EXERCISE GOAL> Reproduce each record exactly.

────

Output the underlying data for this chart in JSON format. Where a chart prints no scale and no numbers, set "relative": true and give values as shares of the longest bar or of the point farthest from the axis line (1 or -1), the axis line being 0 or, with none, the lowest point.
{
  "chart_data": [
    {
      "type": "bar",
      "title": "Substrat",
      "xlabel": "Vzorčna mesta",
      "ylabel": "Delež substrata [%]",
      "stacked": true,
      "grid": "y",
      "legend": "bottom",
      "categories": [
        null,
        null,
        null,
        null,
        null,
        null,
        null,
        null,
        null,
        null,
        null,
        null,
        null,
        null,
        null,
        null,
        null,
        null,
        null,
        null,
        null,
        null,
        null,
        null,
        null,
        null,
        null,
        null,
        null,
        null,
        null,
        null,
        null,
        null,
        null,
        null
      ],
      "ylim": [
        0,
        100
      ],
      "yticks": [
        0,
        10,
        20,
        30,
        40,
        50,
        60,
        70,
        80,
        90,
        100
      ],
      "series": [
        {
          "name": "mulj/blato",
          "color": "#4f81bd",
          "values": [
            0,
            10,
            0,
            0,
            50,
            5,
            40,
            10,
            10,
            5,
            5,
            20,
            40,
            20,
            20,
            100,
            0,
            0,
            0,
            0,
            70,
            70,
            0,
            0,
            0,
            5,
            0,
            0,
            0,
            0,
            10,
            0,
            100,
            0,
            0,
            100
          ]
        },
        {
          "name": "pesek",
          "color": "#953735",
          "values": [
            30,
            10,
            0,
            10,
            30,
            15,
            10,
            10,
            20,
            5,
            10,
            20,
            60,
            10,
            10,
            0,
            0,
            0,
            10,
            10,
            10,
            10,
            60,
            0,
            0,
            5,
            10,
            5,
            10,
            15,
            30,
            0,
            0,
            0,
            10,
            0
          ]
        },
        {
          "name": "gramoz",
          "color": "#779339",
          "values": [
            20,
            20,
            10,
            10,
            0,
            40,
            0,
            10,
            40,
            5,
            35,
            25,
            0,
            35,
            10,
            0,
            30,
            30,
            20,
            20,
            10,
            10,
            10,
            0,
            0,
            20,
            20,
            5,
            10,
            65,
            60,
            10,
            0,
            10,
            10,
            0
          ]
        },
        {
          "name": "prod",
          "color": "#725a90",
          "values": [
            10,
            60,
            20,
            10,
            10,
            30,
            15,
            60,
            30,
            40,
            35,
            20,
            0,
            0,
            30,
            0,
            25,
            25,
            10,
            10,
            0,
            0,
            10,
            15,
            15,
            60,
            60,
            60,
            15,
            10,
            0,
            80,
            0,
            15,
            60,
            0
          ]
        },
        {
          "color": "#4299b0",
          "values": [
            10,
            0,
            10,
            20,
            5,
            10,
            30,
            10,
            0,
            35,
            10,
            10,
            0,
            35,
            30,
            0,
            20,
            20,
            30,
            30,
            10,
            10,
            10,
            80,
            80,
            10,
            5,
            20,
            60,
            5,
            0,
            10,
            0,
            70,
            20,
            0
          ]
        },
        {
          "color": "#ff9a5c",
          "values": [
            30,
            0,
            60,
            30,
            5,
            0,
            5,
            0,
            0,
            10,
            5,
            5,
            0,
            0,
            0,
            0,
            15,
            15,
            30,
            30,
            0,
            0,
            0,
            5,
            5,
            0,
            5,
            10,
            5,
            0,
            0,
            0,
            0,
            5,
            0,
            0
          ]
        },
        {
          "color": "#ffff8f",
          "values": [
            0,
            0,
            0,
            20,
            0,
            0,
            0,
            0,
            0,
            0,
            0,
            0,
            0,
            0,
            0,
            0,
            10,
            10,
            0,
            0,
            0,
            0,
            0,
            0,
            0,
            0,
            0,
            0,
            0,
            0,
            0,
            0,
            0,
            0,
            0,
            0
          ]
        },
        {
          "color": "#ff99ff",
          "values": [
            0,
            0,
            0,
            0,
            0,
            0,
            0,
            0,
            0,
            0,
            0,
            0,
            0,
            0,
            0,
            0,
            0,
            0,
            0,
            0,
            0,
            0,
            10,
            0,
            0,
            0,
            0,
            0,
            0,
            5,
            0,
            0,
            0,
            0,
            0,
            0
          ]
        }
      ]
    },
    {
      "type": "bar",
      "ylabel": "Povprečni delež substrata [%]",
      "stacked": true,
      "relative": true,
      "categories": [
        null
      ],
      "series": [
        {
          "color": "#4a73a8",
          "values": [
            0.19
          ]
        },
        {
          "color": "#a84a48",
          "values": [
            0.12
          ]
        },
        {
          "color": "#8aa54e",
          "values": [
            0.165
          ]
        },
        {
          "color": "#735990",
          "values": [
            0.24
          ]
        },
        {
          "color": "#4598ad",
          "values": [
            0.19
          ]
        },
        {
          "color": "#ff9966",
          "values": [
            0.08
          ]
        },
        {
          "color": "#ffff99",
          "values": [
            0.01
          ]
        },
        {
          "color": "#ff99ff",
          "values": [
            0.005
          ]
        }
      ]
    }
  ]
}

────

SOLUTION FOR THIS EXERCISE>
Output the underlying data for this chart in JSON format. Where a chart prints no scale and no numbers, set "relative": true and give values as shares of the longest bar or of the point farthest from the axis line (1 or -1), the axis line being 0 or, with none, the lowest point.
{
  "chart_data": [
    {
      "type": "bar",
      "title": "Substrat",
      "xlabel": "Vzorčna mesta",
      "ylabel": "Delež substrata [%]",
      "stacked": true,
      "grid": "y",
      "legend": "bottom",
      "categories": [
        null,
        null,
        null,
        null,
        null,
        null,
        null,
        null,
        null,
        null,
        null,
        null,
        null,
        null,
        null,
        null,
        null,
        null,
        null,
        null,
        null,
        null,
        null,
        null,
        null,
        null,
        null,
        null,
        null,
        null,
        null,
        null,
        null,
        null,
        null,
        null
      ],
      "ylim": [
        0,
        100
      ],
      "yticks": [
        0,
        10,
        20,
        30,
        40,
        50,
        60,
        70,
        80,
        90,
        100
      ],
      "series": [
        {
          "name": "mulj/blato",
          "color": "#4f81bd",
          "values": [
            0,
            10,
            0,
            0,
            50,
            5,
            40,
            10,
            10,
            5,
            5,
            20,
            40,
            20,
            20,
            100,
            0,
            0,
            0,
            0,
            70,
            70,
            0,
            0,
            0,
            5,
            0,
            0,
            0,
            0,
            10,
            0,
            100,
            0,
            0,
            100
          ]
        },
        {
          "name": "pesek",
          "color": "#953735",
          "values": [
            30,
            10,
            0,
            10,
            30,
            15,
            10,
            10,
            20,
            5,
            10,
            20,
            60,
            10,
            10,
            0,
            0,
            0,
            10,
            10,
            10,
            10,
            60,
            0,
            0,
            5,
            10,
            5,
            10,
            15,
            30,
            0,
            0,
            0,
            10,
            0
          ]
        },
        {
          "name": "gramoz",
          "color": "#779339",
          "values": [
            20,
            20,
            10,
            10,
            0,
            40,
            0,
            10,
            40,
            5,
            35,
            25,
            0,
            35,
            10,
            0,
            30,
            30,
            20,
            20,
            10,
            10,
            10,
            0,
            0,
            20,
            20,
            5,
            10,
            65,
            60,
            10,
            0,
            10,
            10,
            0
          ]
        },
        {
          "name": "prod",
          "color": "#725a90",
          "values": [
            10,
            60,
            20,
            10,
            10,
            30,
            15,
            60,
            30,
            40,
            35,
            20,
            0,
            0,
            30,
            0,
            25,
            25,
            10,
            10,
            0,
            0,
            10,
            15,
            15,
            60,
            60,
            60,
            15,
            10,
            0,
            80,
            0,
            15,
            60,
            0
          ]
        },
        {
          "color": "#4299b0",
          "values": [
            10,
            0,
            10,
            20,
            5,
            10,
            30,
            10,
            0,
            35,
            10,
            10,
            0,
            35,
            30,
            0,
            20,
            20,
            30,
            30,
            10,
            10,
            10,
            80,
            80,
            10,
            5,
            20,
            60,
            5,
            0,
            10,
            0,
            70,
            20,
            0
          ]
        },
        {
          "color": "#ff9a5c",
          "values": [
            30,
            0,
            60,
            30,
            5,
            0,
            5,
            0,
            0,
            10,
            5,
            5,
            0,
            0,
            0,
            0,
            15,
            15,
            30,
            30,
            0,
            0,
            0,
            5,
            5,
            0,
            5,
            10,
            5,
            0,
            0,
            0,
            0,
            5,
            0,
            0
          ]
        },
        {
          "color": "#ffff8f",
          "values": [
            0,
            0,
            0,
            20,
            0,
            0,
            0,
            0,
            0,
            0,
            0,
            0,
            0,
            0,
            0,
            0,
            10,
            10,
            0,
            0,
            0,
            0,
            0,
            0,
            0,
            0,
            0,
            0,
            0,
            0,
            0,
            0,
            0,
            0,
            0,
            0
          ]
        },
        {
          "color": "#ff99ff",
          "values": [
            0,
            0,
            0,
            0,
            0,
            0,
            0,
            0,
            0,
            0,
            0,
            0,
            0,
            0,
            0,
            0,
            0,
            0,
            0,
            0,
            0,
            0,
            10,
            0,
            0,
            0,
            0,
            0,
            0,
            5,
            0,
            0,
            0,
            0,
            0,
            0
          ]
        }
      ]
    },
    {
      "type": "bar",
      "ylabel": "Povprečni delež substrata [%]",
      "stacked": true,
      "relative": true,
      "categories": [
        null
      ],
      "series": [
        {
          "color": "#4a73a8",
          "values": [
            0.19
          ]
        },
        {
          "color": "#a84a48",
          "values": [
            0.12
          ]
        },
        {
          "color": "#8aa54e",
          "values": [
            0.165
          ]
        },
        {
          "color": "#735990",
          "values": [
            0.24
          ]
        },
        {
          "color": "#4598ad",
          "values": [
            0.19
          ]
        },
        {
          "color": "#ff9966",
          "values": [
            0.08
          ]
        },
        {
          "color": "#ffff99",
          "values": [
            0.01
          ]
        },
        {
          "color": "#ff99ff",
          "values": [
            0.005
          ]
        }
      ]
    }
  ]
}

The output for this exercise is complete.